**TO BE DONE:**
Extract the text of every entry below exactly; leave images out.
>> BEGIN DATA FOR PROCESSING
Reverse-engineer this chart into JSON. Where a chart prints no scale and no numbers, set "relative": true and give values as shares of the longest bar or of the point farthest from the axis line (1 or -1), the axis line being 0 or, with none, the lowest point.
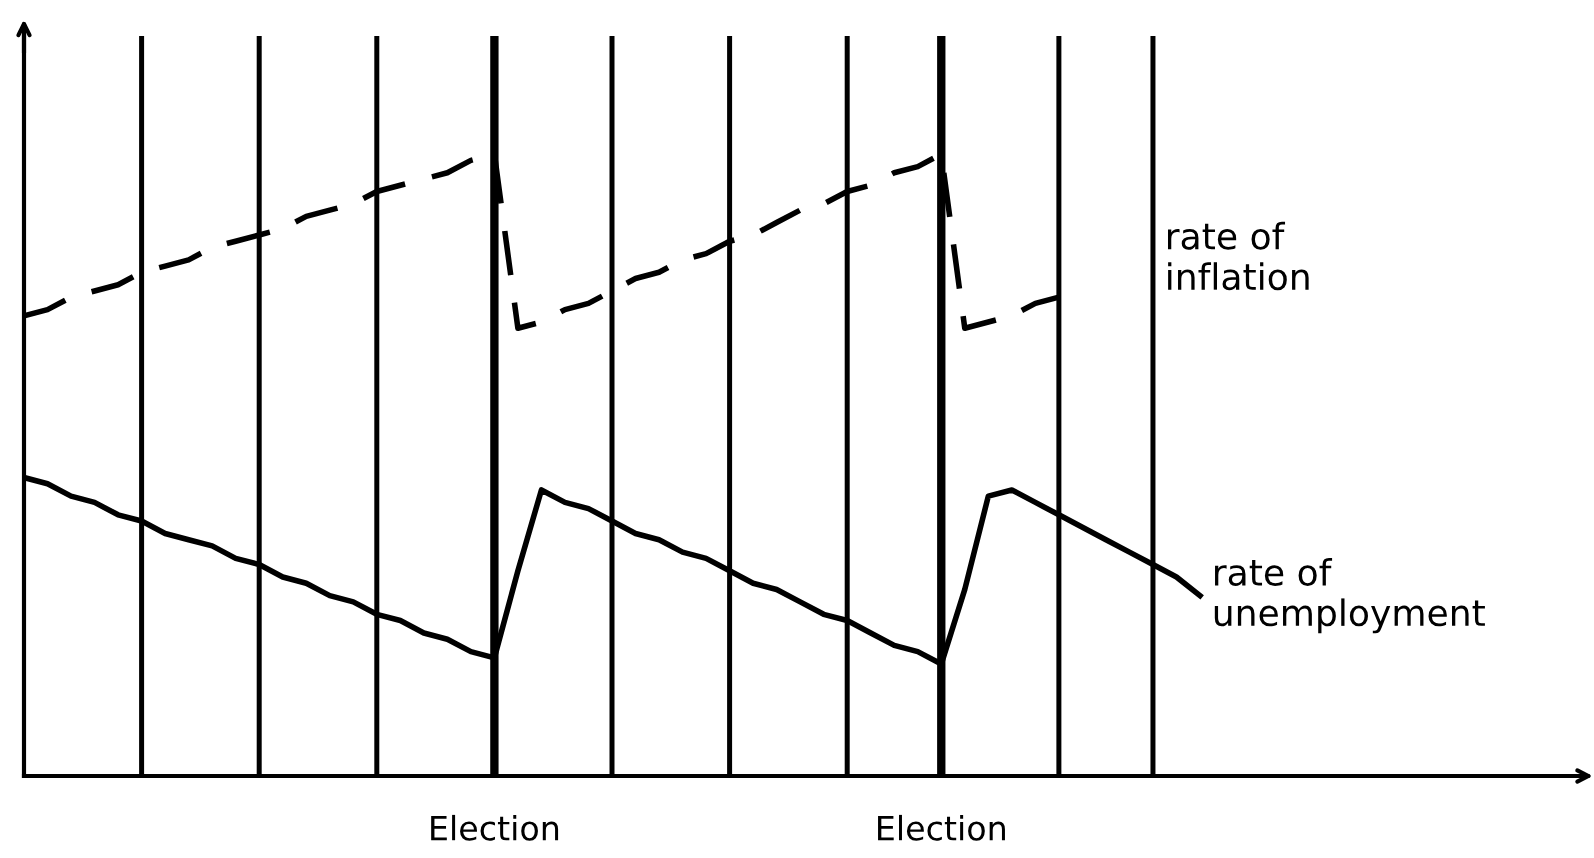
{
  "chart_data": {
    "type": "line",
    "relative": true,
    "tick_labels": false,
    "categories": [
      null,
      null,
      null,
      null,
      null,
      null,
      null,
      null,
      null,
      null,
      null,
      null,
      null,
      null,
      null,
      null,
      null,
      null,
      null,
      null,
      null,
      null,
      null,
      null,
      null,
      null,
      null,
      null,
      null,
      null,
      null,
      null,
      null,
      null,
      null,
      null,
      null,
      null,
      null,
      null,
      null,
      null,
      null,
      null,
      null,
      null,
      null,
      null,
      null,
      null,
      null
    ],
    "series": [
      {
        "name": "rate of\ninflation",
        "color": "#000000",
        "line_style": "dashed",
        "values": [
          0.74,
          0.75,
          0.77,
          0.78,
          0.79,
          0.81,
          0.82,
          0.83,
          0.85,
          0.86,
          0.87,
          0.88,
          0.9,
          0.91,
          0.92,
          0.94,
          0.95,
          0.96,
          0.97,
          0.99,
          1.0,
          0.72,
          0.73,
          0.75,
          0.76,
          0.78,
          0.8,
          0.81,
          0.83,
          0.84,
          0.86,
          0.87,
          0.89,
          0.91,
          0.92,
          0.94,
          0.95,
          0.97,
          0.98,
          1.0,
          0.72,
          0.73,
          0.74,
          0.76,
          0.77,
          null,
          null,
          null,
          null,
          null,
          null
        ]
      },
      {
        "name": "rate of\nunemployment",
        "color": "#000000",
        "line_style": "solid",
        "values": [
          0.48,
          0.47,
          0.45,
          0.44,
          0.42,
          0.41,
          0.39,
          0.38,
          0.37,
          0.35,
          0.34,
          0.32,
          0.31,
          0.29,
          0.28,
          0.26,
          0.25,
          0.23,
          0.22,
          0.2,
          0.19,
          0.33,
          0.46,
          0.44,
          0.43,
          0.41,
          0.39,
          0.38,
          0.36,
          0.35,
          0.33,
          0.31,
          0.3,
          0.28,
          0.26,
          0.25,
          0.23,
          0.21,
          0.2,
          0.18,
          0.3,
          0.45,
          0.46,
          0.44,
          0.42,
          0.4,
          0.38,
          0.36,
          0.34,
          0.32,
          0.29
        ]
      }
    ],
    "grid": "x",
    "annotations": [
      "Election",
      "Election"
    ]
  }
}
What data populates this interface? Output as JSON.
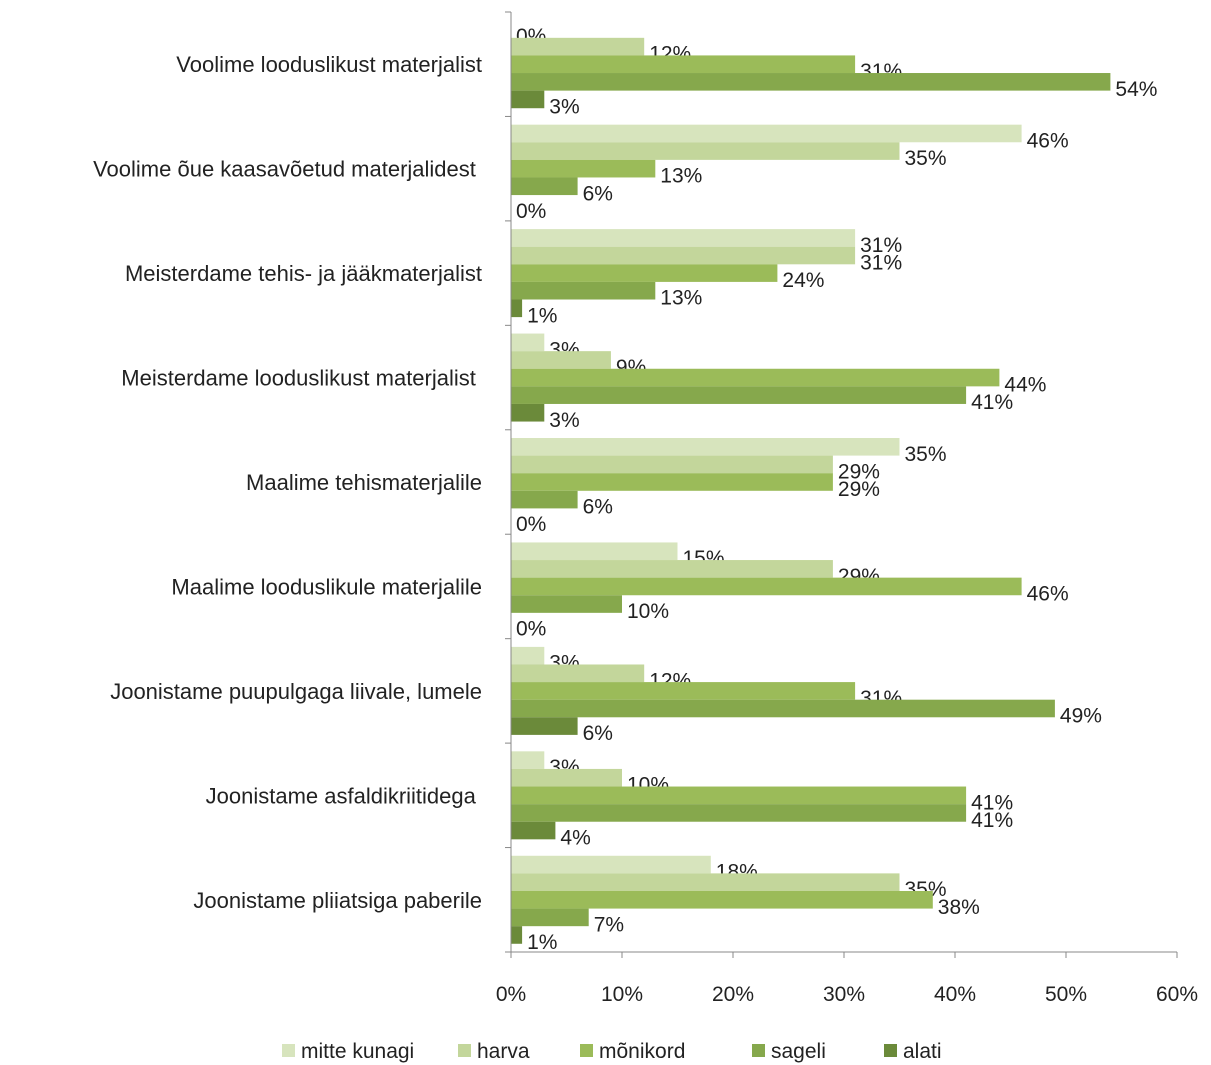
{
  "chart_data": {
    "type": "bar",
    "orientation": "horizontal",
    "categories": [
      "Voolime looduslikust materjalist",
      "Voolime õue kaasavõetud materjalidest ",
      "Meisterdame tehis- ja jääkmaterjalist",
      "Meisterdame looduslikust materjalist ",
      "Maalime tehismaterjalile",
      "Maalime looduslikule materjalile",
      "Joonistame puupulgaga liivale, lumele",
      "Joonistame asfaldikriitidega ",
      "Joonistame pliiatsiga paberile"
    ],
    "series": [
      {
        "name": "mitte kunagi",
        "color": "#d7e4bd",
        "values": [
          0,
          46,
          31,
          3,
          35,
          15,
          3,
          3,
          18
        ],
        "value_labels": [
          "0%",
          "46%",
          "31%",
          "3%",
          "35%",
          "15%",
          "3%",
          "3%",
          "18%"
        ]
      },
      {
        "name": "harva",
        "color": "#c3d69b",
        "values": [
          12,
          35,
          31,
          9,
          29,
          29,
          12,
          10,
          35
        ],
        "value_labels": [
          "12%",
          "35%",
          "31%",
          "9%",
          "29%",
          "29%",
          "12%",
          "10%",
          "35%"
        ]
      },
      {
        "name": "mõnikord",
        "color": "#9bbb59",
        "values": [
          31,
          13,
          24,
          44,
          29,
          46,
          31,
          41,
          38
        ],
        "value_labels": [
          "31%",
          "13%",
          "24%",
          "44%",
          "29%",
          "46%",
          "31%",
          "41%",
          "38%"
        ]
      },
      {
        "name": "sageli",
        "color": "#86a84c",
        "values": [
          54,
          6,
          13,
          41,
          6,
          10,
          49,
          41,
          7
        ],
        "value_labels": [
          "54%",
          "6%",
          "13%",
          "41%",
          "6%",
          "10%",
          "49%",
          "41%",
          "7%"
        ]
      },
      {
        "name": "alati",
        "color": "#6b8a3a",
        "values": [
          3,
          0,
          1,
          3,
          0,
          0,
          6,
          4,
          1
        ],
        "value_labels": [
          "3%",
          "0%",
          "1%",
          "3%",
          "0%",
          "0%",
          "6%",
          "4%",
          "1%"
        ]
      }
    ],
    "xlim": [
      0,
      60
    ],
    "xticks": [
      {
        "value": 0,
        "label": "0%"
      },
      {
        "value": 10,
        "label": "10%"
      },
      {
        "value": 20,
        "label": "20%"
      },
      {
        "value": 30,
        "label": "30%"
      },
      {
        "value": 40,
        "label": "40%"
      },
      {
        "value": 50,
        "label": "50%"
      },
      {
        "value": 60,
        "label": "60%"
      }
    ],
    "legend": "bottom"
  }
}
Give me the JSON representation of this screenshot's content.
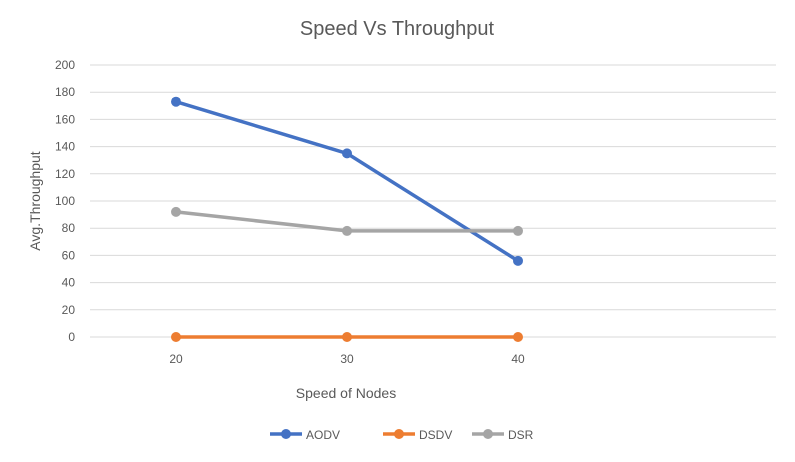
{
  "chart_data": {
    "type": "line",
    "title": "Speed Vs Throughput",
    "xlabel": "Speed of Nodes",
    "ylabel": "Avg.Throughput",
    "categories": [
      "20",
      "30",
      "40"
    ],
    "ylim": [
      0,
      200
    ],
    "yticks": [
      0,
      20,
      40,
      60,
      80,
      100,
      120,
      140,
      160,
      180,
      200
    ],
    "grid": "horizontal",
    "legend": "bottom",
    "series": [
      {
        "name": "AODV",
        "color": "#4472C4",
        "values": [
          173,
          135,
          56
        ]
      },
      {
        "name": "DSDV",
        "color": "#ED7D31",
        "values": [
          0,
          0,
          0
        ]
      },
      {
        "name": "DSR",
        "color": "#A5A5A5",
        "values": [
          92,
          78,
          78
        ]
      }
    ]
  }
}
>> END DATA FOR PROCESSING
**TASK SOLUTION:**
Reverse-engineer this chart into JSON. Where a chart prints no scale and no numbers, set "relative": true and give values as shares of the longest bar or of the point farthest from the axis line (1 or -1), the axis line being 0 or, with none, the lowest point.
{
  "chart_data": {
    "type": "line",
    "relative": true,
    "tick_labels": false,
    "categories": [
      null,
      null,
      null,
      null,
      null,
      null,
      null,
      null,
      null,
      null,
      null,
      null,
      null,
      null,
      null,
      null,
      null,
      null,
      null,
      null,
      null,
      null,
      null,
      null,
      null,
      null,
      null,
      null,
      null,
      null,
      null,
      null,
      null,
      null,
      null,
      null,
      null,
      null,
      null,
      null,
      null,
      null,
      null,
      null,
      null,
      null,
      null,
      null,
      null,
      null,
      null
    ],
    "series": [
      {
        "name": "rate of\ninflation",
        "color": "#000000",
        "line_style": "dashed",
        "values": [
          0.74,
          0.75,
          0.77,
          0.78,
          0.79,
          0.81,
          0.82,
          0.83,
          0.85,
          0.86,
          0.87,
          0.88,
          0.9,
          0.91,
          0.92,
          0.94,
          0.95,
          0.96,
          0.97,
          0.99,
          1.0,
          0.72,
          0.73,
          0.75,
          0.76,
          0.78,
          0.8,
          0.81,
          0.83,
          0.84,
          0.86,
          0.87,
          0.89,
          0.91,
          0.92,
          0.94,
          0.95,
          0.97,
          0.98,
          1.0,
          0.72,
          0.73,
          0.74,
          0.76,
          0.77,
          null,
          null,
          null,
          null,
          null,
          null
        ]
      },
      {
        "name": "rate of\nunemployment",
        "color": "#000000",
        "line_style": "solid",
        "values": [
          0.48,
          0.47,
          0.45,
          0.44,
          0.42,
          0.41,
          0.39,
          0.38,
          0.37,
          0.35,
          0.34,
          0.32,
          0.31,
          0.29,
          0.28,
          0.26,
          0.25,
          0.23,
          0.22,
          0.2,
          0.19,
          0.33,
          0.46,
          0.44,
          0.43,
          0.41,
          0.39,
          0.38,
          0.36,
          0.35,
          0.33,
          0.31,
          0.3,
          0.28,
          0.26,
          0.25,
          0.23,
          0.21,
          0.2,
          0.18,
          0.3,
          0.45,
          0.46,
          0.44,
          0.42,
          0.4,
          0.38,
          0.36,
          0.34,
          0.32,
          0.29
        ]
      }
    ],
    "grid": "x",
    "annotations": [
      "Election",
      "Election"
    ]
  }
}
What data populates this interface? Output as JSON.
{
  "chart_data": {
    "type": "bar",
    "orientation": "horizontal",
    "categories": [
      "Voolime looduslikust materjalist",
      "Voolime õue kaasavõetud materjalidest ",
      "Meisterdame tehis- ja jääkmaterjalist",
      "Meisterdame looduslikust materjalist ",
      "Maalime tehismaterjalile",
      "Maalime looduslikule materjalile",
      "Joonistame puupulgaga liivale, lumele",
      "Joonistame asfaldikriitidega ",
      "Joonistame pliiatsiga paberile"
    ],
    "series": [
      {
        "name": "mitte kunagi",
        "color": "#d7e4bd",
        "values": [
          0,
          46,
          31,
          3,
          35,
          15,
          3,
          3,
          18
        ],
        "value_labels": [
          "0%",
          "46%",
          "31%",
          "3%",
          "35%",
          "15%",
          "3%",
          "3%",
          "18%"
        ]
      },
      {
        "name": "harva",
        "color": "#c3d69b",
        "values": [
          12,
          35,
          31,
          9,
          29,
          29,
          12,
          10,
          35
        ],
        "value_labels": [
          "12%",
          "35%",
          "31%",
          "9%",
          "29%",
          "29%",
          "12%",
          "10%",
          "35%"
        ]
      },
      {
        "name": "mõnikord",
        "color": "#9bbb59",
        "values": [
          31,
          13,
          24,
          44,
          29,
          46,
          31,
          41,
          38
        ],
        "value_labels": [
          "31%",
          "13%",
          "24%",
          "44%",
          "29%",
          "46%",
          "31%",
          "41%",
          "38%"
        ]
      },
      {
        "name": "sageli",
        "color": "#86a84c",
        "values": [
          54,
          6,
          13,
          41,
          6,
          10,
          49,
          41,
          7
        ],
        "value_labels": [
          "54%",
          "6%",
          "13%",
          "41%",
          "6%",
          "10%",
          "49%",
          "41%",
          "7%"
        ]
      },
      {
        "name": "alati",
        "color": "#6b8a3a",
        "values": [
          3,
          0,
          1,
          3,
          0,
          0,
          6,
          4,
          1
        ],
        "value_labels": [
          "3%",
          "0%",
          "1%",
          "3%",
          "0%",
          "0%",
          "6%",
          "4%",
          "1%"
        ]
      }
    ],
    "xlim": [
      0,
      60
    ],
    "xticks": [
      {
        "value": 0,
        "label": "0%"
      },
      {
        "value": 10,
        "label": "10%"
      },
      {
        "value": 20,
        "label": "20%"
      },
      {
        "value": 30,
        "label": "30%"
      },
      {
        "value": 40,
        "label": "40%"
      },
      {
        "value": 50,
        "label": "50%"
      },
      {
        "value": 60,
        "label": "60%"
      }
    ],
    "legend": "bottom"
  }
}
Give me the JSON representation of this screenshot's content.
{
  "chart_data": {
    "type": "line",
    "title": "Speed Vs Throughput",
    "xlabel": "Speed of Nodes",
    "ylabel": "Avg.Throughput",
    "categories": [
      "20",
      "30",
      "40"
    ],
    "ylim": [
      0,
      200
    ],
    "yticks": [
      0,
      20,
      40,
      60,
      80,
      100,
      120,
      140,
      160,
      180,
      200
    ],
    "grid": "horizontal",
    "legend": "bottom",
    "series": [
      {
        "name": "AODV",
        "color": "#4472C4",
        "values": [
          173,
          135,
          56
        ]
      },
      {
        "name": "DSDV",
        "color": "#ED7D31",
        "values": [
          0,
          0,
          0
        ]
      },
      {
        "name": "DSR",
        "color": "#A5A5A5",
        "values": [
          92,
          78,
          78
        ]
      }
    ]
  }
}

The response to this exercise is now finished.